═══ Source document ═══
Small regulatory RNAs (sRNAs) of bacteria are short transcripts that serve regulatory functions by base-pairing to target mRNAs or interacting with regulatory proteins to affect gene expression. sRNAs have been widely studied in proteobacteria such as Escherichia coli, in which they control various aspects of metabolism, stress responses, and virulence. In firmacutes, there are relatively few examples of sRNA-mediated gene regulation and less is known about sRNA molecular functions and targets. In many proteobacteria, sRNA function and stability are dependent upon the RNA chaperone Hfq, while in firmacutes many sRNAs do not require Hfq for function and the impact of Hfq on physiology is poorly understood. Bacillus anthracis, the spore-forming firmacute that causes anthrax, produces two sRNAs, sRNA1 and sRNA2, encoded by the toxin plasmid pXO1. Expression of both sRNAs is positively regulated by AtxA, a key trans-acting regulator of virulence gene expression that is also encoded by pXO1. Our recent RNA-seq data reveal that sRNA2 affects expression of 51 genes. Among the most potentially significant targets are: (1) inhA1, encoding a secreted protease that facilitates crossing of the blood-brain-barrier by B. anthracis, (2) genes associated with branched-chain amino acid import and biosynthesis, and (3) genes predicted to encode chitinases and chitin-binding proteins. sRNA1 affects expression of only two genes, including a transcriptional regulator of unknown function. RNA-seq data from a double mutant ?sRNA1?sRNA2 show altered transcript levels for 118 genes, indicating synergy and functional overlap between the sRNAs. Notably, unlike most bacteria, B. anthracis has three Hfq genes; hfq1 and hfq2 on the chromosome and hfq3 on pXO1. AtxA positively regulates hfq2. Experiments proposed in this exploratory project will address our hypothesis that sRNA1 and sRNA2 are small regulatory RNAs that function with Hfq2 and/or Hfq3 to modulate virulence.
In Specific Aim 1 we will explore the mechanism(s) by which sRNA1 and sRNA2 control gene expression. We will test for sRNA interactions with mRNAs of highly sRNA-regulated genes, and we will screen for other nucleic acids and proteins that interact with the sRNAs. We will compare the half- lives of the sRNAs in parent and hfq-null mutants. Finally, we will determine if the sRNAs affect the stability and/or translation of target mRNAs.
═══
# Prompt A
Name each Hfq gene that the text on Bacillus anthracis small regulatory RNAs attributes to B. anthracis, and say where each one is located.
# Prompt B
Write the next part of the project description on Bacillus anthracis small regulatory RNAs, beginning after its last sentence.
The records have nothing to do with the text on Bacillus anthracis small regulatory RNAs.
═══ Given data ═══
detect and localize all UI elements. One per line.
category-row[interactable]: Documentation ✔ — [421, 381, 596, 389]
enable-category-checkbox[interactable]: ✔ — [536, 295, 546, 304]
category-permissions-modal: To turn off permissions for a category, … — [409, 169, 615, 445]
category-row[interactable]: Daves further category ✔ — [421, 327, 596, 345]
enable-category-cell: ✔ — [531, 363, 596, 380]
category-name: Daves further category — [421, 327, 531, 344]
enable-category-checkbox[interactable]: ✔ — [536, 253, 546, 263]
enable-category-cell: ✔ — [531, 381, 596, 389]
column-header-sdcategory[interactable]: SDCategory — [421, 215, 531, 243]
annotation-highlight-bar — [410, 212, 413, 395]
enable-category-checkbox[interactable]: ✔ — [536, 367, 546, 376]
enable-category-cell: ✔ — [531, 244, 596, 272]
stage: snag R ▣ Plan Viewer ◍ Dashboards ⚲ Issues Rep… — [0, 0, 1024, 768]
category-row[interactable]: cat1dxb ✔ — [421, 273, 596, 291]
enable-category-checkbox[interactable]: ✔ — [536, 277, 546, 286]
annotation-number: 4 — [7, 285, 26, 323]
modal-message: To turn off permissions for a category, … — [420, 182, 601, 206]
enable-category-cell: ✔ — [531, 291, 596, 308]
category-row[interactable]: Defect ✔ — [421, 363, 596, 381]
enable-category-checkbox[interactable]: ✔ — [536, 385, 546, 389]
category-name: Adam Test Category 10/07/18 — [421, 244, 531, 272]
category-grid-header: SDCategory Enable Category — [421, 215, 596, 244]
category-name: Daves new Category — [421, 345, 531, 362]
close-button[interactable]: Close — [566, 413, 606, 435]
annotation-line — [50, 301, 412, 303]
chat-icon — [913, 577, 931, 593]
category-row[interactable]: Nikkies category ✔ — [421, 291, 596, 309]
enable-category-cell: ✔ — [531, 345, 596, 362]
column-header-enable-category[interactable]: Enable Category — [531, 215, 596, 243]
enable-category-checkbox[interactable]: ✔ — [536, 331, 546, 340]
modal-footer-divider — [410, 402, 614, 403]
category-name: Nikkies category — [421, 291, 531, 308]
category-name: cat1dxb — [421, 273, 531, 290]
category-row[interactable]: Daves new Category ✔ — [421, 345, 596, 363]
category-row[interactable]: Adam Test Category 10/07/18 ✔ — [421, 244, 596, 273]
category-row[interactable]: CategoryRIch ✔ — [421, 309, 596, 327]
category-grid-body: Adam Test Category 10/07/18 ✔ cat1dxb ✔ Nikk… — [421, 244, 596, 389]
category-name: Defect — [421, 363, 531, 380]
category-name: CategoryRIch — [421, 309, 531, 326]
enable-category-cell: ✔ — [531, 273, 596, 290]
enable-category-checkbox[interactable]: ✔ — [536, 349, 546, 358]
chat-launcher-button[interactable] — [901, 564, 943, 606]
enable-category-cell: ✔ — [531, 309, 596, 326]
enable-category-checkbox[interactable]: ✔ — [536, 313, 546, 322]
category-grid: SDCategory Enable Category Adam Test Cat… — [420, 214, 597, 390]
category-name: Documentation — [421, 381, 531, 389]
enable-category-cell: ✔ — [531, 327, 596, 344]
═══
# Response area A
hfq1, on the chromosome
hfq2, on the chromosome
hfq3, on pXO1

# Response area B
In Specific Aim 2 we will determine if sRNA plays a role in B. anthracis virulence and pathogenesis using murine models for inhalational and late-stage anthrax. B. anthracis provides a distinct opportunity to investigate mechanisms of sRNA function because of the established relationship between sRNA expression and the master virulence regulator AtxA, and because the bacterium processes multiple Hfq paralogues. Information gained in these initial investigations will further knowledge of sRNA function in bacteria while enhancing understanding of B. anthracis pathogenesis. Our laboratory is uniquely poised to carry out the work because of our expertise in the physiology and genetics of this important Select Agent and model pathogen.

Public Health Relevance

The Tier 1 Select Agent Bacillus anthracis is the causative agent of anthrax, and investigations facilitating the development of more effective chemotherapeutics, vaccines, and diagnostics for anthrax disease are a national priority. We will explore function of two small ribonucleic acids (sRNAs) that have been implicated in B. anthracis pathogenesis. Our findings will advance our understanding of anthrax disease and expand our overall knowledge of these key regulatory elements in bacteria.

National Institute of Health (NIH)
National Institute of Allergy and Infectious Diseases (NIAID)
Exploratory/Developmental Grants (R21)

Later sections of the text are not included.